(TO DO): Give the listing again in full, exactly as written.

(GIVEN RECORDS):
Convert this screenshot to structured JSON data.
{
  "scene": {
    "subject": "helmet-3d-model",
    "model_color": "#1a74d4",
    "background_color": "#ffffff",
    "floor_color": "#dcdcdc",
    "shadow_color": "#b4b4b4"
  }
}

(RESULT):
Convert this screenshot to structured JSON data.
{
  "scene": {
    "subject": "helmet-3d-model",
    "model_color": "#1a74d4",
    "background_color": "#ffffff",
    "floor_color": "#dcdcdc",
    "shadow_color": "#b4b4b4"
  }
}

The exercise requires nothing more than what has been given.